### Stated exercise
Every line holding the string "player" should be gathered.
+ + + + +
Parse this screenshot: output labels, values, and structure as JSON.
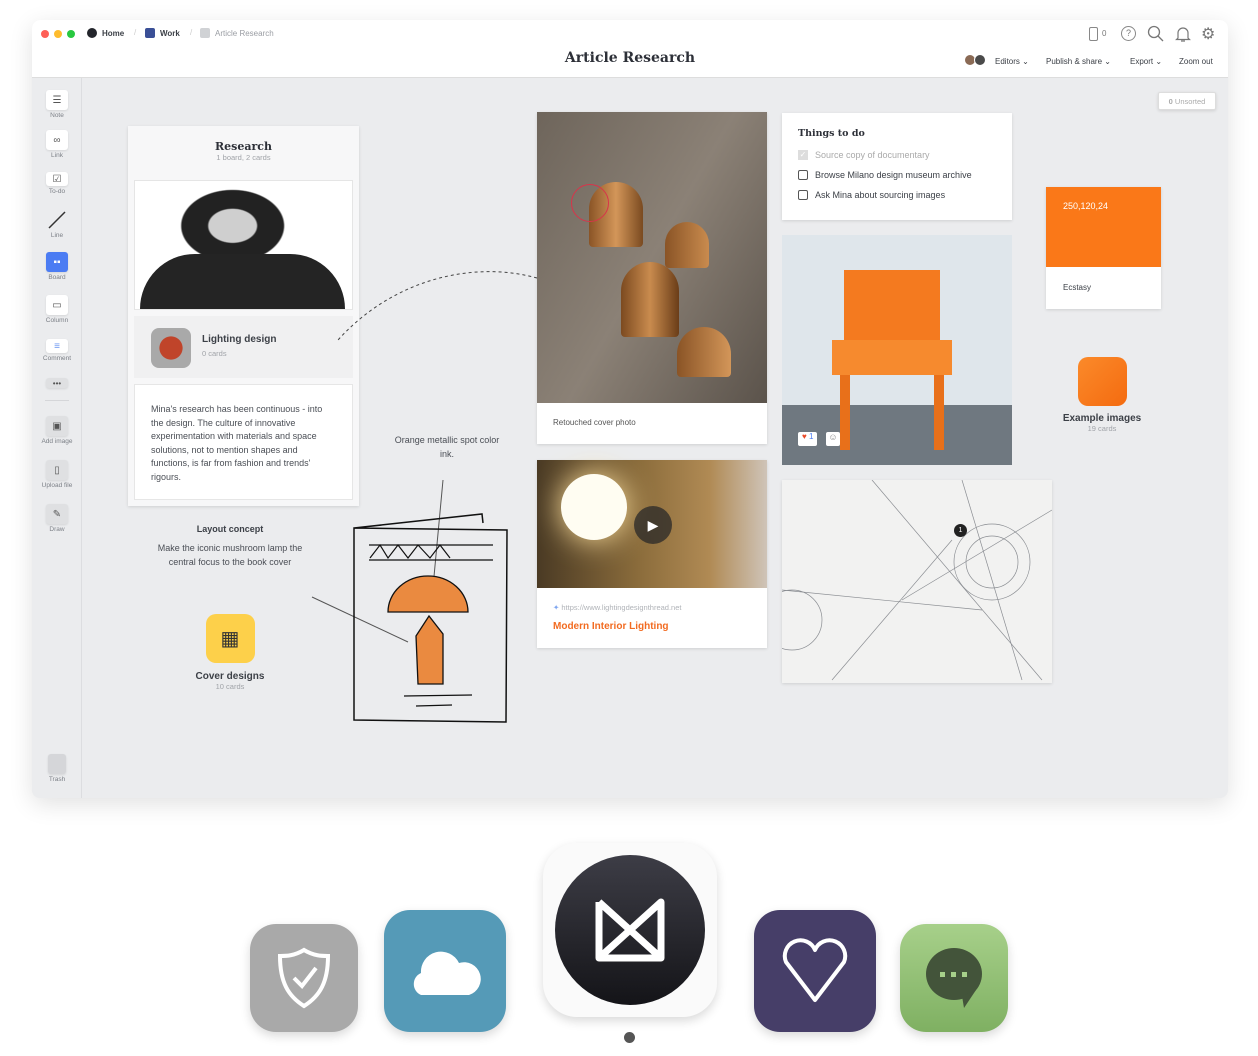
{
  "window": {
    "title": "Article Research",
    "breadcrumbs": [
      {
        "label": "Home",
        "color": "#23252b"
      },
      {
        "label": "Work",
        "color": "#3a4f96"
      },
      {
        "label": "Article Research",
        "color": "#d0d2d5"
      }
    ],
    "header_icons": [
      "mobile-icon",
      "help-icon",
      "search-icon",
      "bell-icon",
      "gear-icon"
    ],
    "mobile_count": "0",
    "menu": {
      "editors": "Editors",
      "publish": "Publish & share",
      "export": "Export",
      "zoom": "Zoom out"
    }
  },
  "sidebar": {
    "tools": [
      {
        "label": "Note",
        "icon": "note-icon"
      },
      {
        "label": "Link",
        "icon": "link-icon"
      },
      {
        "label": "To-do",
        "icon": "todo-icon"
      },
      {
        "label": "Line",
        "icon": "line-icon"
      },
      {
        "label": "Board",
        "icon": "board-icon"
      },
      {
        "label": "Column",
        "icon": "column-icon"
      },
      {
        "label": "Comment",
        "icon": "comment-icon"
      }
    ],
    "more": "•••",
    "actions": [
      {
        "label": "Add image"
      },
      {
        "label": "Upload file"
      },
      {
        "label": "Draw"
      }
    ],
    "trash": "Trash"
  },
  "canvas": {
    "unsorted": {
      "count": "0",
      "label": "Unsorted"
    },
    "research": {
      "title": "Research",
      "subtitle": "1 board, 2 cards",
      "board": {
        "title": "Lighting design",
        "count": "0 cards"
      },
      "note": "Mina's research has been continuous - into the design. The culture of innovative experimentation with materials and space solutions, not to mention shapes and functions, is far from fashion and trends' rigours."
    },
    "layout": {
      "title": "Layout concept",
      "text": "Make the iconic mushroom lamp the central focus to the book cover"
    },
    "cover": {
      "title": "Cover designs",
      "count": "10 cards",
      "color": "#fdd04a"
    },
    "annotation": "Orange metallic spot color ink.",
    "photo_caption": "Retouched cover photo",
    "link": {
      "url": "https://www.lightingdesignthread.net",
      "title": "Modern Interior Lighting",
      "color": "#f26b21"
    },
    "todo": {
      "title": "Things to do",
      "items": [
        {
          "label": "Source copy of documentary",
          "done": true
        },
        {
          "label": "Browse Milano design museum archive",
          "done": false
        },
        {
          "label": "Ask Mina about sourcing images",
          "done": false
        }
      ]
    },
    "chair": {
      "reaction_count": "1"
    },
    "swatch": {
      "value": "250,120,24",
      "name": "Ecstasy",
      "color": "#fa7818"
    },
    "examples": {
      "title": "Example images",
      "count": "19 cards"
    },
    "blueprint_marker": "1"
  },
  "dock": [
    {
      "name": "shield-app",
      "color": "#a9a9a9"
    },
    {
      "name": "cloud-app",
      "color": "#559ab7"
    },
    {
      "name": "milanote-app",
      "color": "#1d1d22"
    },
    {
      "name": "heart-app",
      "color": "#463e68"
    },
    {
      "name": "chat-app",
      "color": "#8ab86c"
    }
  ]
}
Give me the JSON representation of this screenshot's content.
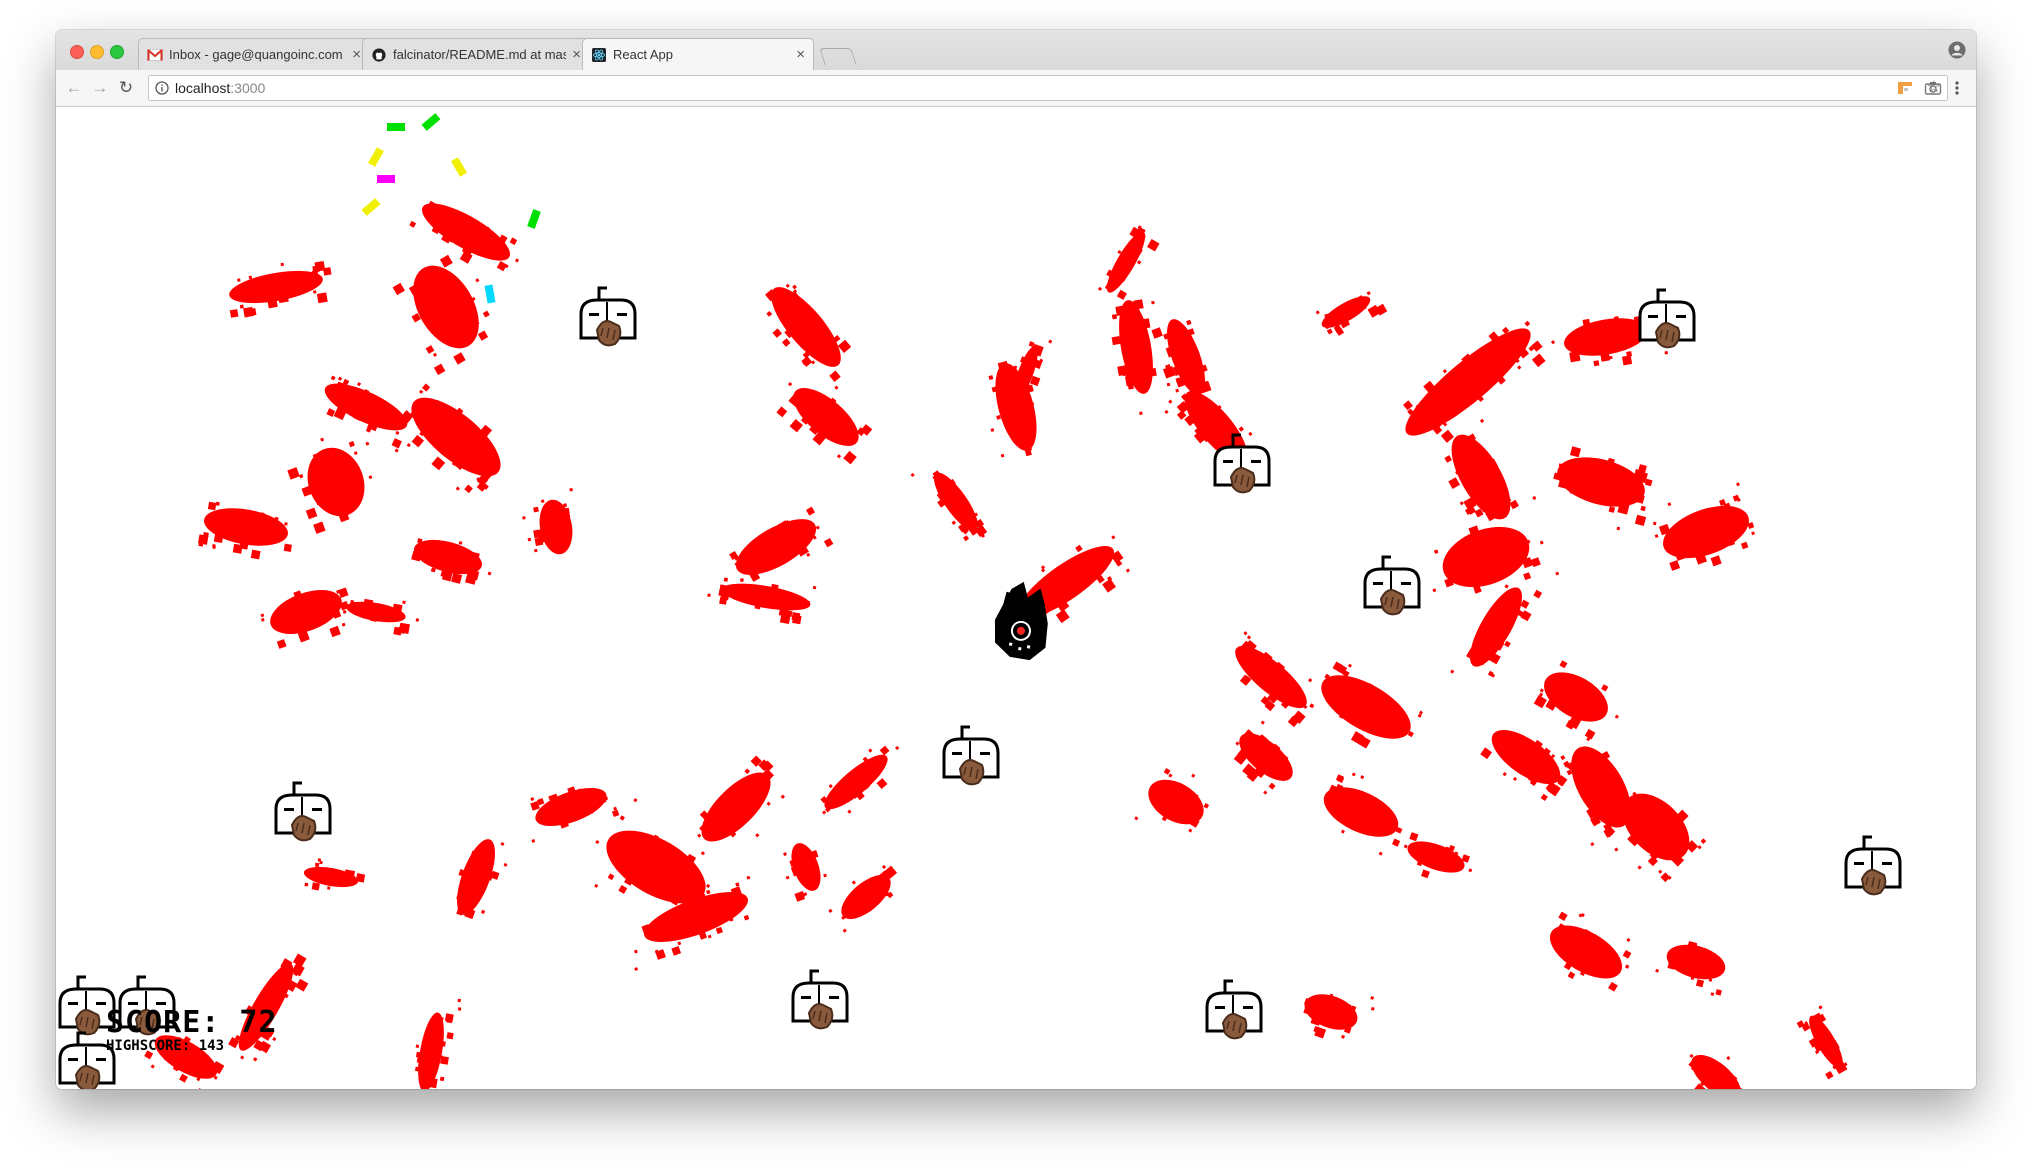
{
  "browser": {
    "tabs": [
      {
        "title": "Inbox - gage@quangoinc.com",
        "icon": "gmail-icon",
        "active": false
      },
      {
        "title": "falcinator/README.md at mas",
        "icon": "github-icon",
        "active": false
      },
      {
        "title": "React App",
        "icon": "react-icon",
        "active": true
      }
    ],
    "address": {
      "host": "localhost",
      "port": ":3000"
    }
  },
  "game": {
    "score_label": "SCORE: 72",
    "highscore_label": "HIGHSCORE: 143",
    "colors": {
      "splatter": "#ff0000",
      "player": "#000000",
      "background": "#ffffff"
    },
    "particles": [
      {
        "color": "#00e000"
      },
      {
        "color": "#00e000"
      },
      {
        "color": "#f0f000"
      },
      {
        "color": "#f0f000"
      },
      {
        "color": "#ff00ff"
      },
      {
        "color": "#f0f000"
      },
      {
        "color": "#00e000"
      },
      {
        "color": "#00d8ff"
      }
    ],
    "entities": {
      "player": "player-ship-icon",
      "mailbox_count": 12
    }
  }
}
+ + + + +
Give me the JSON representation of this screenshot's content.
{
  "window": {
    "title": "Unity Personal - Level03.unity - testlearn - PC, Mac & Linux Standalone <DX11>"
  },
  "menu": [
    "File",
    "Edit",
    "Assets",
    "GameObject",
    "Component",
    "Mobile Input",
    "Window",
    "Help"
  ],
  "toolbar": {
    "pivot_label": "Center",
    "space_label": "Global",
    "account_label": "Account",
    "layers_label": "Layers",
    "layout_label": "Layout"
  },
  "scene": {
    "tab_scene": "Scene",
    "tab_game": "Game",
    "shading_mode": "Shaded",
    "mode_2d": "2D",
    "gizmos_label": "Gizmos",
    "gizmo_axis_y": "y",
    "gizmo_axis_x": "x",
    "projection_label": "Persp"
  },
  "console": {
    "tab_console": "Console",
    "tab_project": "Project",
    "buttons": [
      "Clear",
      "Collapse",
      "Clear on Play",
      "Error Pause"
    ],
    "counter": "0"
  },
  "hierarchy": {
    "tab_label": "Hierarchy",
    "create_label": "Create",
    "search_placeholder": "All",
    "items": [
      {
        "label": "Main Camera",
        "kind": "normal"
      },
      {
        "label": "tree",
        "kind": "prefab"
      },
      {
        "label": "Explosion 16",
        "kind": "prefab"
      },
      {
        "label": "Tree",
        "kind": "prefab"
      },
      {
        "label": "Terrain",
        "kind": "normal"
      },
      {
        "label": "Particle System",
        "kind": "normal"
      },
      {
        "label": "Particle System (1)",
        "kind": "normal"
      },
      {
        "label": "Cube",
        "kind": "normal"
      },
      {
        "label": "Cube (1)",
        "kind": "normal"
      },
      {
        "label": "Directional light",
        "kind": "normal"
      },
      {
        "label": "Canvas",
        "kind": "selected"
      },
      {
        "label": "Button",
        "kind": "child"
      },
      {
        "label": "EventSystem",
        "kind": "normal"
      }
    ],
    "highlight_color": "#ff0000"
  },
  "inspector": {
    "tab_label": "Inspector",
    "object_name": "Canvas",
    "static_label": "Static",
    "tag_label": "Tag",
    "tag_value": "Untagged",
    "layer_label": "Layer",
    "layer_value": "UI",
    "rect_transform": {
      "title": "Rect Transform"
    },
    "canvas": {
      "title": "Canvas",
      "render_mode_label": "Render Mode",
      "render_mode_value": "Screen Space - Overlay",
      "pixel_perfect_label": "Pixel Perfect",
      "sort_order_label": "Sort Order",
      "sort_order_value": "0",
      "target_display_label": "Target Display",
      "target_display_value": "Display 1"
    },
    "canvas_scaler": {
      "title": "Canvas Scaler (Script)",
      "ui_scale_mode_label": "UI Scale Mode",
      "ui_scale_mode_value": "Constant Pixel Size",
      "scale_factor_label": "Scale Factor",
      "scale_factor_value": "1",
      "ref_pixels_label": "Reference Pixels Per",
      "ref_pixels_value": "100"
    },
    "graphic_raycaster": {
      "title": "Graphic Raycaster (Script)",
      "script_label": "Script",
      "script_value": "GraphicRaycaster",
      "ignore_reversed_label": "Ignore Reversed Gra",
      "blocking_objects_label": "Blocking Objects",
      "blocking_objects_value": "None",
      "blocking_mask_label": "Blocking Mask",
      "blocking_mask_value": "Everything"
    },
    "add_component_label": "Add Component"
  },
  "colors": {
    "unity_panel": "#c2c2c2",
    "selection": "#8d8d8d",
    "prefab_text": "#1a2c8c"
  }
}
+ + + + +
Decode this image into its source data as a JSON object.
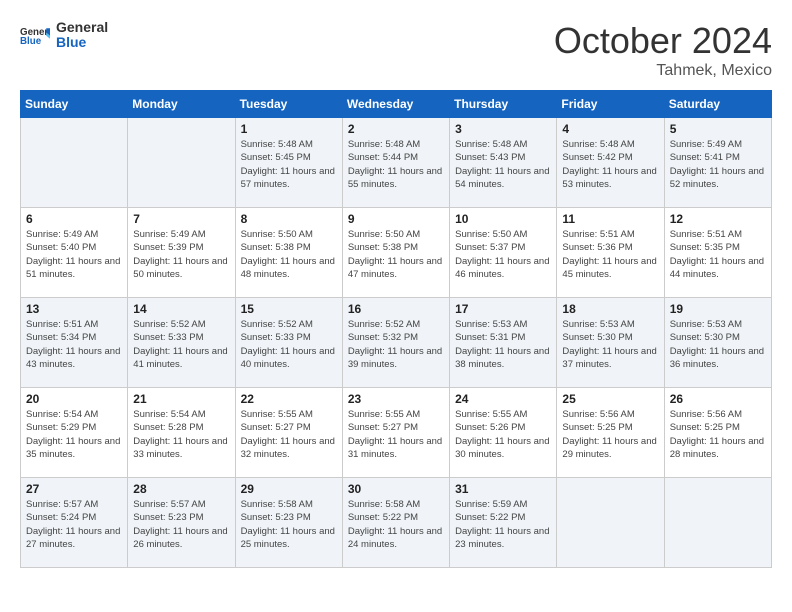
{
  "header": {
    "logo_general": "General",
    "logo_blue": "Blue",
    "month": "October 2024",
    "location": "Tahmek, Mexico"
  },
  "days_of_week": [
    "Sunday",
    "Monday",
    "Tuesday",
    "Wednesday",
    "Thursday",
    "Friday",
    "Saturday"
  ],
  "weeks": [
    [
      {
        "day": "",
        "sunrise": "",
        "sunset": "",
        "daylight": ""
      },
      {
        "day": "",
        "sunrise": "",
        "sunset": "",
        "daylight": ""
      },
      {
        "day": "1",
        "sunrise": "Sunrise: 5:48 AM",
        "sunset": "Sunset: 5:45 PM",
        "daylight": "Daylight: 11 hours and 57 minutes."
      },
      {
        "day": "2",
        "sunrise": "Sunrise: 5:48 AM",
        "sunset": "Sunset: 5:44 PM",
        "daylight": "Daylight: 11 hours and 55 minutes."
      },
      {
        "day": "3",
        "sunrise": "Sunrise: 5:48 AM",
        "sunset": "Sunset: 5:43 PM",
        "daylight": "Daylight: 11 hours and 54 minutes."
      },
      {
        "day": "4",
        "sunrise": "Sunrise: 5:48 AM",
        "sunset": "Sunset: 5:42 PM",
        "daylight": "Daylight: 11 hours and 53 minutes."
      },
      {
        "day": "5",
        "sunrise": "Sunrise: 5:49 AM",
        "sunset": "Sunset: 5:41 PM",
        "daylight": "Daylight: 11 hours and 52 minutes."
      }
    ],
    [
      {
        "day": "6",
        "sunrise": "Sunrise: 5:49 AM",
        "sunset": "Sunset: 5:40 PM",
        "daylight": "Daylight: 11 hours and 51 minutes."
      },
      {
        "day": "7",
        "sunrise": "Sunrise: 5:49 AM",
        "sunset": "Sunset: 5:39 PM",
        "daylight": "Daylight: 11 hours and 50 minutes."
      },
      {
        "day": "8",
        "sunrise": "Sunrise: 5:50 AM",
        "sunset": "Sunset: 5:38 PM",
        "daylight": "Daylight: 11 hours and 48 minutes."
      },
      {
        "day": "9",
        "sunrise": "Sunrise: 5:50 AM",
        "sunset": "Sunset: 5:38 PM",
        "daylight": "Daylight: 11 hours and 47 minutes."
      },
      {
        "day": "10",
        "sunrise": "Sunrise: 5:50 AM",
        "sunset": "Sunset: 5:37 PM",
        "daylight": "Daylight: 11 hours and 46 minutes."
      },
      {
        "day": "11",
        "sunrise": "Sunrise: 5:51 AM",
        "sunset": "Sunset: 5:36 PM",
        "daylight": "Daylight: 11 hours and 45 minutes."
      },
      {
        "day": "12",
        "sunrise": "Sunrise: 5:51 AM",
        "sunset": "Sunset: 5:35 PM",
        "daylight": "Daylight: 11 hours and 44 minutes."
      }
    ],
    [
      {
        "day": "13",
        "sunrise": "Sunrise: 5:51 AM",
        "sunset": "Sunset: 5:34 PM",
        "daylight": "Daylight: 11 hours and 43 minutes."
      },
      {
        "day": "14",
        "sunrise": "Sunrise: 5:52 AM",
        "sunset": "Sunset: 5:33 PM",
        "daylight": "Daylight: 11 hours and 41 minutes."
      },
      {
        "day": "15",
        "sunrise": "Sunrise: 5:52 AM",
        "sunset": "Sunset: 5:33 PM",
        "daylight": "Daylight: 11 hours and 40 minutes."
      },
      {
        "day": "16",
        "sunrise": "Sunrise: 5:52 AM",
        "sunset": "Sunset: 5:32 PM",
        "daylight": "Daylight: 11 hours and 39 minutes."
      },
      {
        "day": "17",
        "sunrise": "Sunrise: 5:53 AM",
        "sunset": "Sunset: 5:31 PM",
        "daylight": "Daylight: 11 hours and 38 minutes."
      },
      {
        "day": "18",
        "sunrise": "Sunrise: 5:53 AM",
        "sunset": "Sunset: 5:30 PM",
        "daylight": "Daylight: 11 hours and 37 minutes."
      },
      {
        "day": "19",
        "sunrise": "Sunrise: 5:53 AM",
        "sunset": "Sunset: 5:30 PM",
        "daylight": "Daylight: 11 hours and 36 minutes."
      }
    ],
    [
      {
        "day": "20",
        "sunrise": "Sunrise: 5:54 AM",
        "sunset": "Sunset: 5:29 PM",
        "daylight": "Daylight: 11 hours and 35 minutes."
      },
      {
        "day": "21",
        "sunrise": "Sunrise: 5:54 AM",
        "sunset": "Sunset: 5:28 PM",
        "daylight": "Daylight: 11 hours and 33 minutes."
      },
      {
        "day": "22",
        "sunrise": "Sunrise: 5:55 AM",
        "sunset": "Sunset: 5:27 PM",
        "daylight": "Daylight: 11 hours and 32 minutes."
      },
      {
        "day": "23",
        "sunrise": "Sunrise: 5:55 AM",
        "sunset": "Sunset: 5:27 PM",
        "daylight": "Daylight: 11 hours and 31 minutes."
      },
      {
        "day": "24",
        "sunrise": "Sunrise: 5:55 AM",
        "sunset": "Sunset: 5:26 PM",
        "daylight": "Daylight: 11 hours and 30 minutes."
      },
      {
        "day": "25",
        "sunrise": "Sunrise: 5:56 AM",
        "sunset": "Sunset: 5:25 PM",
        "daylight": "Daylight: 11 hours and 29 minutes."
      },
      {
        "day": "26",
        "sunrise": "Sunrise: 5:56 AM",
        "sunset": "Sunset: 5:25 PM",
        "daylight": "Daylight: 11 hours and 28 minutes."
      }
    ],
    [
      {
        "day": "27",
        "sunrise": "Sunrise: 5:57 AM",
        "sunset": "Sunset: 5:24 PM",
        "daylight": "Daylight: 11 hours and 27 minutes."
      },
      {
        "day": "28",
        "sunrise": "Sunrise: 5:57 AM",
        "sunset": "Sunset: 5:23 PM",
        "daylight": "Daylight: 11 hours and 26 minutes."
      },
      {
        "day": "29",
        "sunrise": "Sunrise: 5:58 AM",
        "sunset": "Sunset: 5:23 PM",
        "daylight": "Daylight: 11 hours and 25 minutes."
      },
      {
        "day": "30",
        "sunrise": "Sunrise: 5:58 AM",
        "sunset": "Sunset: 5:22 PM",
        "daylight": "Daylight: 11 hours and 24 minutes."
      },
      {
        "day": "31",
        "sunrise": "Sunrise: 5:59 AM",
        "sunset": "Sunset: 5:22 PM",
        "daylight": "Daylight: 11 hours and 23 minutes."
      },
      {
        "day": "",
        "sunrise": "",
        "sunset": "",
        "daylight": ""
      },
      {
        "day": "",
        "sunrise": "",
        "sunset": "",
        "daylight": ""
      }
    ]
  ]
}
+ + + + +
### Expected answer
      "player": "#000000",
      "player": "player-ship-icon",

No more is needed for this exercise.